▸ **GIVEN TEXT**:
How to Improve Your Ability to Define Project Tasks

Written By: Esther Schindler
August 12, 2013
8 min read

It’s tempting. You want to sit down with your favored project tracking tool and begin entering project tasks and the dependencies between them. But control yourself! Before you can enter data, you have to be reasonably certain that your task definitions have the appropriate granularity. If you don’t, you’ll find a whole new world of Ways To Screw Up.

Formally, the process of dividing work into smaller elements is called a Work Breakdown Structure, and there is a particular skill in breaking down project tasks into these right-sized chunks. That skill does not necessarily come naturally. That is, you probably know instinctively that “Build the customer database” or “implement social media” is too big a task to enter into your tracking system; it has to be broken into smaller components that you can identify, assign people to, and track progress on.

At the other extreme, “Paint wall 1; paint wall 2; paint wall 3” is too much detail. In that scenario, a project manager (whether or not she has that title) spends more time updating the tracking system than doing the work. The task completion list doesn’t give a sense of what the team (of 1 or 100) actually accomplished, either.

Let me reassure you: This process of identifying project tasks is something we all get better at with time and experience. But even the most novice of project managers (and team members!) wants to do a good job, so herein I provide guidelines at improving your skill.

To keep this discussion under control, I don’t go into the skill (or art) of predicting how long a task will take. Nor am I aiming to help you decide how many people to put on the project. For that, the ideal answer is always five. Fewer than that and everybody has to do everything. More than five people, and you lose more time in meetings than you gain from collaboration. Or if you want a more elegant function:

Project_length=√sod’s_law +estimated_hours

+((randint(number_of_project_members)*sod’s_law)

Here I’m only concerned with making sure you have all the tasks identified, with enough detail to make them trackable but not so much that you get lost.

Define project tasks in one or two sentences.

That doesn’t mean that a short task definition is ideal (“create the database” is short after all), but that the longer your description, the more likely the task should be broken into smaller pieces.

▸ **PROMPT 1**:
Answer the following questions using the article on defining project tasks.
(a) What is the formal name for dividing work into smaller elements?
(b) What number of people does the article call the ideal answer for staffing a project?
(c) In how many sentences should a project task be defined?
▸ **PROMPT 2**:
Reproduce verbatim the passage of the article on defining project tasks, everything from "Project_length" down to "you get lost.".

▸ **GIVEN INFORMATION**:
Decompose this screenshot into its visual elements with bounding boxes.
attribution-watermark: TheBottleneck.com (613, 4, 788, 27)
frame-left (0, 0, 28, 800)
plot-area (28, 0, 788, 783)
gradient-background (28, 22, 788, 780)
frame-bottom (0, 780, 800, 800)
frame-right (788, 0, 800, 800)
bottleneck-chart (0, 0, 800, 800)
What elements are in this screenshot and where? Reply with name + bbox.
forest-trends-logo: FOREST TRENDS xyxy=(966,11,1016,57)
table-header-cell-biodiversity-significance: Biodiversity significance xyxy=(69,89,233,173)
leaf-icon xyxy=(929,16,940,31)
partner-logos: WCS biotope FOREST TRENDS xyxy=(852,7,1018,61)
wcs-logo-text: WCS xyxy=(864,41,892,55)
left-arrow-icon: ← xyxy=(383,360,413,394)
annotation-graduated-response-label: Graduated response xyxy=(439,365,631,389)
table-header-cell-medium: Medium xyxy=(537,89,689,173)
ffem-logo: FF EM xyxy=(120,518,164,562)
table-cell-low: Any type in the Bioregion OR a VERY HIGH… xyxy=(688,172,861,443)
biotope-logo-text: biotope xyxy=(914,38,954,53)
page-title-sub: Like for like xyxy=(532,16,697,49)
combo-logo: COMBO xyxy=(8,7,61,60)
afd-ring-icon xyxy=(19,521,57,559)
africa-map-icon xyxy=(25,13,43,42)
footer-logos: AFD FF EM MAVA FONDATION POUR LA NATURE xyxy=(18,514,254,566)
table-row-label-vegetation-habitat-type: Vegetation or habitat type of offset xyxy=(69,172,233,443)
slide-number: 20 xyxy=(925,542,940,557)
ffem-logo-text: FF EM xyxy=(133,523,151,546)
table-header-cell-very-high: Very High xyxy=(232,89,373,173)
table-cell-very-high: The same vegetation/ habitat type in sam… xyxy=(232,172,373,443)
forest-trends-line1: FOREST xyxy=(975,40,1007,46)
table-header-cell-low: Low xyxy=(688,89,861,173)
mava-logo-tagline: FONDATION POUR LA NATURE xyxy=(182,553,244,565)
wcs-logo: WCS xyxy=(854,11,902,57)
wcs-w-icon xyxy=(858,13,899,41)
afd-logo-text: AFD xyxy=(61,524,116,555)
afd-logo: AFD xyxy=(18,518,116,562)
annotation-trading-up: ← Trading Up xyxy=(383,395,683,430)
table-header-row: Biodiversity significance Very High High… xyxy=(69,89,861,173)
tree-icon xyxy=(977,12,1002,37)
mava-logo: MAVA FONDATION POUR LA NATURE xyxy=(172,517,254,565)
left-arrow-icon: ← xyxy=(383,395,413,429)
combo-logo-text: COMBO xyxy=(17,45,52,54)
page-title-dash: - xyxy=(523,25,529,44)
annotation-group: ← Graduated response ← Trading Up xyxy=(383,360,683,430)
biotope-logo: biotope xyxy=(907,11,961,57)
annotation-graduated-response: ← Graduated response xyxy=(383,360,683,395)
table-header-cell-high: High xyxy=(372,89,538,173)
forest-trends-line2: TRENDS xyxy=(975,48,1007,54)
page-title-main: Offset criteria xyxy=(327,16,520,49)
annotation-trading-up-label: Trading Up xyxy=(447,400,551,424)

▸ **EXERCISE RESPONSE 1**:
(a) A Work Breakdown Structure.
(b) Five.
(c) One or two sentences.

▸ **EXERCISE RESPONSE 2**:
Project_length=√sod’s_law +estimated_hours

+((randint(number_of_project_members)*sod’s_law)

Here I’m only concerned with making sure you have all the tasks identified, with enough detail to make them trackable but not so much that you get lost.